Figure content listings:

§

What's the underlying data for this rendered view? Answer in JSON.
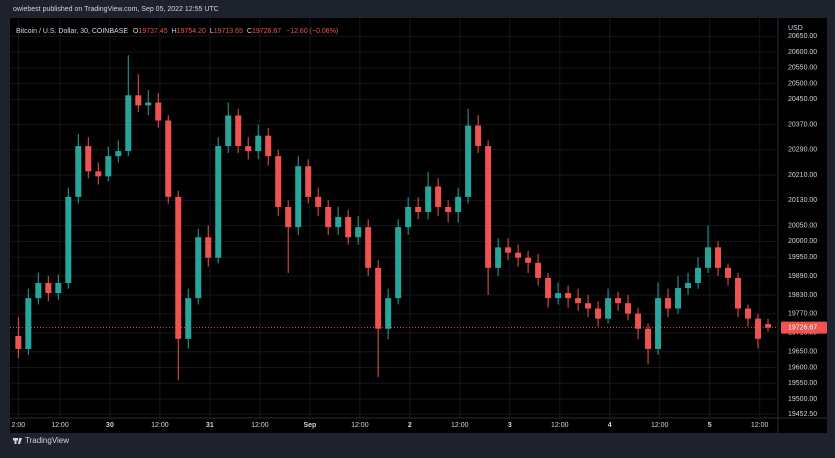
{
  "header": {
    "text": "owiebest published on TradingView.com, Sep 05, 2022 12:55 UTC"
  },
  "footer": {
    "brand": "TradingView"
  },
  "chart_data": {
    "type": "candlestick",
    "legend": {
      "symbol": "Bitcoin / U.S. Dollar, 30, COINBASE",
      "keys": [
        "O",
        "H",
        "L",
        "C"
      ],
      "values": [
        {
          "value": 19737.45,
          "label": "19737.45"
        },
        {
          "value": 19754.2,
          "label": "19754.20"
        },
        {
          "value": 19713.65,
          "label": "19713.65"
        },
        {
          "value": 19726.67,
          "label": "19726.67"
        }
      ],
      "change": {
        "value": -12.6,
        "label": "−12.60 (−0.06%)"
      }
    },
    "y_axis_label": "USD",
    "up_color": "#26a69a",
    "down_color": "#ef5350",
    "x": [
      0,
      2.4,
      4.8,
      7.2,
      9.6,
      12,
      14.4,
      16.8,
      19.2,
      21.6,
      24,
      26.4,
      28.8,
      31.2,
      33.6,
      36,
      38.4,
      40.8,
      43.2,
      45.6,
      48,
      50.4,
      52.8,
      55.2,
      57.6,
      60,
      62.4,
      64.8,
      67.2,
      69.6,
      72,
      74.4,
      76.8,
      79.2,
      81.6,
      84,
      86.4,
      88.8,
      91.2,
      93.6,
      96,
      98.4,
      100.8,
      103.2,
      105.6,
      108,
      110.4,
      112.8,
      115.2,
      117.6,
      120,
      122.4,
      124.8,
      127.2,
      129.6,
      132,
      134.4,
      136.8,
      139.2,
      141.6,
      144,
      146.4,
      148.8,
      151.2,
      153.6,
      156,
      158.4,
      160.8,
      163.2,
      165.6,
      168,
      170.4,
      172.8,
      175.2,
      177.6,
      180
    ],
    "open": [
      19700,
      19659,
      19820,
      19868,
      19836,
      19868,
      20141,
      20302,
      20222,
      20206,
      20270,
      20286,
      20463,
      20431,
      20440,
      20383,
      20141,
      19691,
      19820,
      20013,
      19948,
      20302,
      20399,
      20302,
      20286,
      20335,
      20270,
      20109,
      20045,
      20238,
      20141,
      20109,
      20045,
      20077,
      20013,
      20045,
      19916,
      19723,
      19820,
      20045,
      20109,
      20093,
      20174,
      20109,
      20093,
      20141,
      20367,
      20302,
      19916,
      19981,
      19964,
      19948,
      19932,
      19884,
      19820,
      19836,
      19820,
      19804,
      19787,
      19755,
      19820,
      19804,
      19771,
      19723,
      19659,
      19820,
      19787,
      19852,
      19868,
      19916,
      19981,
      19916,
      19884,
      19787,
      19755,
      19737.45
    ],
    "high": [
      19760,
      19850,
      19900,
      19890,
      19895,
      20170,
      20340,
      20330,
      20250,
      20300,
      20320,
      20590,
      20530,
      20480,
      20470,
      20400,
      20160,
      19850,
      20040,
      20050,
      20330,
      20440,
      20420,
      20330,
      20370,
      20360,
      20290,
      20130,
      20270,
      20260,
      20170,
      20130,
      20110,
      20100,
      20080,
      20070,
      19940,
      19850,
      20070,
      20140,
      20140,
      20220,
      20200,
      20130,
      20170,
      20420,
      20400,
      20320,
      20010,
      20010,
      19990,
      19970,
      19960,
      19900,
      19870,
      19860,
      19850,
      19830,
      19810,
      19850,
      19840,
      19830,
      19790,
      19740,
      19870,
      19850,
      19890,
      19900,
      19950,
      20050,
      20000,
      19930,
      19900,
      19800,
      19770,
      19754.2
    ],
    "low": [
      19630,
      19640,
      19800,
      19810,
      19815,
      19850,
      20120,
      20200,
      20180,
      20190,
      20250,
      20270,
      20410,
      20400,
      20360,
      20120,
      19560,
      19660,
      19800,
      19920,
      19930,
      20280,
      20280,
      20260,
      20260,
      20240,
      20080,
      19900,
      20020,
      20120,
      20080,
      20020,
      20020,
      19990,
      19990,
      19890,
      19570,
      19690,
      19800,
      20020,
      20070,
      20070,
      20080,
      20060,
      20060,
      20120,
      20280,
      19830,
      19890,
      19940,
      19920,
      19900,
      19860,
      19790,
      19800,
      19790,
      19780,
      19760,
      19730,
      19740,
      19780,
      19750,
      19690,
      19610,
      19640,
      19760,
      19770,
      19830,
      19850,
      19900,
      19890,
      19860,
      19760,
      19730,
      19660,
      19713.65
    ],
    "close": [
      19659,
      19820,
      19868,
      19836,
      19868,
      20141,
      20302,
      20222,
      20206,
      20270,
      20286,
      20463,
      20431,
      20440,
      20383,
      20141,
      19691,
      19820,
      20013,
      19948,
      20302,
      20399,
      20302,
      20286,
      20335,
      20270,
      20109,
      20045,
      20238,
      20141,
      20109,
      20045,
      20077,
      20013,
      20045,
      19916,
      19723,
      19820,
      20045,
      20109,
      20093,
      20174,
      20109,
      20093,
      20141,
      20367,
      20302,
      19916,
      19981,
      19964,
      19948,
      19932,
      19884,
      19820,
      19836,
      19820,
      19804,
      19787,
      19755,
      19820,
      19804,
      19771,
      19723,
      19659,
      19820,
      19787,
      19852,
      19868,
      19916,
      19981,
      19916,
      19884,
      19787,
      19755,
      19691,
      19726.67
    ],
    "xlim": [
      -2,
      182.4
    ],
    "ylim": [
      19440,
      20708
    ],
    "xticks": [
      {
        "value": 0,
        "label": "2:00"
      },
      {
        "value": 10,
        "label": "12:00"
      },
      {
        "value": 22,
        "label": "30"
      },
      {
        "value": 34,
        "label": "12:00"
      },
      {
        "value": 46,
        "label": "31"
      },
      {
        "value": 58,
        "label": "12:00"
      },
      {
        "value": 70,
        "label": "Sep"
      },
      {
        "value": 82,
        "label": "12:00"
      },
      {
        "value": 94,
        "label": "2"
      },
      {
        "value": 106,
        "label": "12:00"
      },
      {
        "value": 118,
        "label": "3"
      },
      {
        "value": 130,
        "label": "12:00"
      },
      {
        "value": 142,
        "label": "4"
      },
      {
        "value": 154,
        "label": "12:00"
      },
      {
        "value": 166,
        "label": "5"
      },
      {
        "value": 178,
        "label": "12:00"
      }
    ],
    "yticks": [
      {
        "value": 20650,
        "label": "20650.00"
      },
      {
        "value": 20600,
        "label": "20600.00"
      },
      {
        "value": 20550,
        "label": "20550.00"
      },
      {
        "value": 20500,
        "label": "20500.00"
      },
      {
        "value": 20450,
        "label": "20450.00"
      },
      {
        "value": 20370,
        "label": "20370.00"
      },
      {
        "value": 20290,
        "label": "20290.00"
      },
      {
        "value": 20210,
        "label": "20210.00"
      },
      {
        "value": 20130,
        "label": "20130.00"
      },
      {
        "value": 20050,
        "label": "20050.00"
      },
      {
        "value": 20000,
        "label": "20000.00"
      },
      {
        "value": 19950,
        "label": "19950.00"
      },
      {
        "value": 19890,
        "label": "19890.00"
      },
      {
        "value": 19830,
        "label": "19830.00"
      },
      {
        "value": 19770,
        "label": "19770.00"
      },
      {
        "value": 19710,
        "label": "19710.00"
      },
      {
        "value": 19650,
        "label": "19650.00"
      },
      {
        "value": 19600,
        "label": "19600.00"
      },
      {
        "value": 19550,
        "label": "19550.00"
      },
      {
        "value": 19500,
        "label": "19500.00"
      },
      {
        "value": 19452.5,
        "label": "19452.50"
      }
    ],
    "grid": true
  }
}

§

▶ _WHAT IS NEEDED_: From the entries above, select each line containing the string "TradingView".

▶ _EXERCISE OUTPUT_:
    "text": "owiebest published on TradingView.com, Sep 05, 2022 12:55 UTC"
    "brand": "TradingView"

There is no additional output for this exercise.